● **Exercise task**
Make an exact copy of all the entries, with the pictures left out.
>> START Records shown
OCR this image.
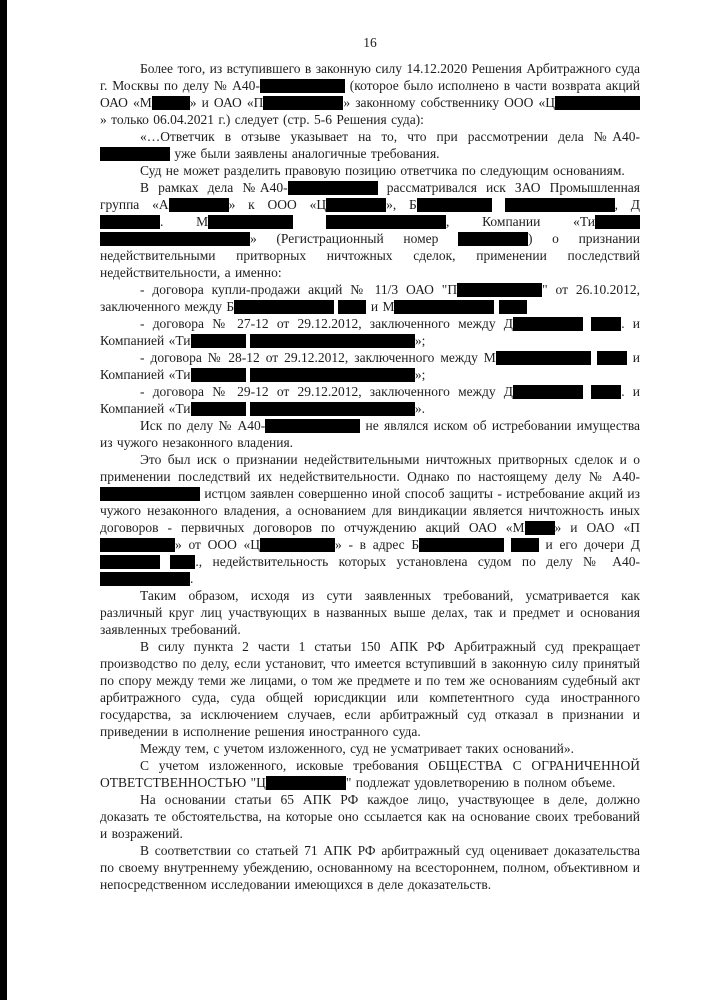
16

Более того, из вступившего в законную силу 14.12.2020 Решения Арбитражного суда г. Москвы по делу № А40-	(которое было исполнено в части возврата акций ОАО «М	» и ОАО «П	» законному собственнику ООО «Ц» только 06.04.2021 г.) следует (стр. 5-6 Решения суда):

«…Ответчик в отзыве указывает на то, что при рассмотрении дела №А40- уже были заявлены аналогичные требования.

Суд не может разделить правовую позицию ответчика по следующим основаниям.

В рамках дела №А40-	рассматривался иск ЗАО Промышленная группа «А	» к ООО «Ц	», Б	, Д. М	, Компании «Ти » (Регистрационный номер	) о признании недействительными притворных ничтожных сделок, применении последствий недействительности, а именно:

- договора купли-продажи акций № 11/3 ОАО "П	" от 26.10.2012, заключенного между Б	и М

- договора № 27-12 от 29.12.2012, заключенного между Д	. и Компанией «Ти	»;

- договора № 28-12 от 29.12.2012, заключенного между М	и Компанией «Ти	»;

- договора № 29-12 от 29.12.2012, заключенного между Д	. и Компанией «Ти	».

Иск по делу № А40-	не являлся иском об истребовании имущества из чужого незаконного владения.

Это был иск о признании недействительными ничтожных притворных сделок и о применении последствий их недействительности. Однако по настоящему делу № А40- истцом заявлен совершенно иной способ защиты - истребование акций из чужого незаконного владения, а основанием для виндикации является ничтожность иных договоров - первичных договоров по отчуждению акций ОАО «М » и ОАО «П» от ООО «Ц	» - в адрес Б	и его дочери Д ., недействительность которых установлена судом по делу № А40-.

Таким образом, исходя из сути заявленных требований, усматривается как различный круг лиц участвующих в названных выше делах, так и предмет и основания заявленных требований.

В силу пункта 2 части 1 статьи 150 АПК РФ Арбитражный суд прекращает производство по делу, если установит, что имеется вступивший в законную силу принятый по спору между теми же лицами, о том же предмете и по тем же основаниям судебный акт арбитражного суда, суда общей юрисдикции или компетентного суда иностранного государства, за исключением случаев, если арбитражный суд отказал в признании и приведении в исполнение решения иностранного суда.

Между тем, с учетом изложенного, суд не усматривает таких оснований».

С учетом изложенного, исковые требования ОБЩЕСТВА С ОГРАНИЧЕННОЙ ОТВЕТСТВЕННОСТЬЮ "Ц	" подлежат удовлетворению в полном объеме.

На основании статьи 65 АПК РФ каждое лицо, участвующее в деле, должно доказать те обстоятельства, на которые оно ссылается как на основание своих требований и возражений.

В соответствии со статьей 71 АПК РФ арбитражный суд оценивает доказательства по своему внутреннему убеждению, основанному на всестороннем, полном, объективном и непосредственном исследовании имеющихся в деле доказательств.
>> END Records shown
● **Right answer**
OCR this image.
16

Более того, из вступившего в законную силу 14.12.2020 Решения Арбитражного суда г. Москвы по делу № А40-	(которое было исполнено в части возврата акций ОАО «М	» и ОАО «П	» законному собственнику ООО «Ц» только 06.04.2021 г.) следует (стр. 5-6 Решения суда):

«…Ответчик в отзыве указывает на то, что при рассмотрении дела №А40- уже были заявлены аналогичные требования.

Суд не может разделить правовую позицию ответчика по следующим основаниям.

В рамках дела №А40-	рассматривался иск ЗАО Промышленная группа «А	» к ООО «Ц	», Б	, Д. М	, Компании «Ти » (Регистрационный номер	) о признании недействительными притворных ничтожных сделок, применении последствий недействительности, а именно:

- договора купли-продажи акций № 11/3 ОАО "П	" от 26.10.2012, заключенного между Б	и М

- договора № 27-12 от 29.12.2012, заключенного между Д	. и Компанией «Ти	»;

- договора № 28-12 от 29.12.2012, заключенного между М	и Компанией «Ти	»;

- договора № 29-12 от 29.12.2012, заключенного между Д	. и Компанией «Ти	».

Иск по делу № А40-	не являлся иском об истребовании имущества из чужого незаконного владения.

Это был иск о признании недействительными ничтожных притворных сделок и о применении последствий их недействительности. Однако по настоящему делу № А40- истцом заявлен совершенно иной способ защиты - истребование акций из чужого незаконного владения, а основанием для виндикации является ничтожность иных договоров - первичных договоров по отчуждению акций ОАО «М » и ОАО «П» от ООО «Ц	» - в адрес Б	и его дочери Д ., недействительность которых установлена судом по делу № А40-.

Таким образом, исходя из сути заявленных требований, усматривается как различный круг лиц участвующих в названных выше делах, так и предмет и основания заявленных требований.

В силу пункта 2 части 1 статьи 150 АПК РФ Арбитражный суд прекращает производство по делу, если установит, что имеется вступивший в законную силу принятый по спору между теми же лицами, о том же предмете и по тем же основаниям судебный акт арбитражного суда, суда общей юрисдикции или компетентного суда иностранного государства, за исключением случаев, если арбитражный суд отказал в признании и приведении в исполнение решения иностранного суда.

Между тем, с учетом изложенного, суд не усматривает таких оснований».

С учетом изложенного, исковые требования ОБЩЕСТВА С ОГРАНИЧЕННОЙ ОТВЕТСТВЕННОСТЬЮ "Ц	" подлежат удовлетворению в полном объеме.

На основании статьи 65 АПК РФ каждое лицо, участвующее в деле, должно доказать те обстоятельства, на которые оно ссылается как на основание своих требований и возражений.

В соответствии со статьей 71 АПК РФ арбитражный суд оценивает доказательства по своему внутреннему убеждению, основанному на всестороннем, полном, объективном и непосредственном исследовании имеющихся в деле доказательств.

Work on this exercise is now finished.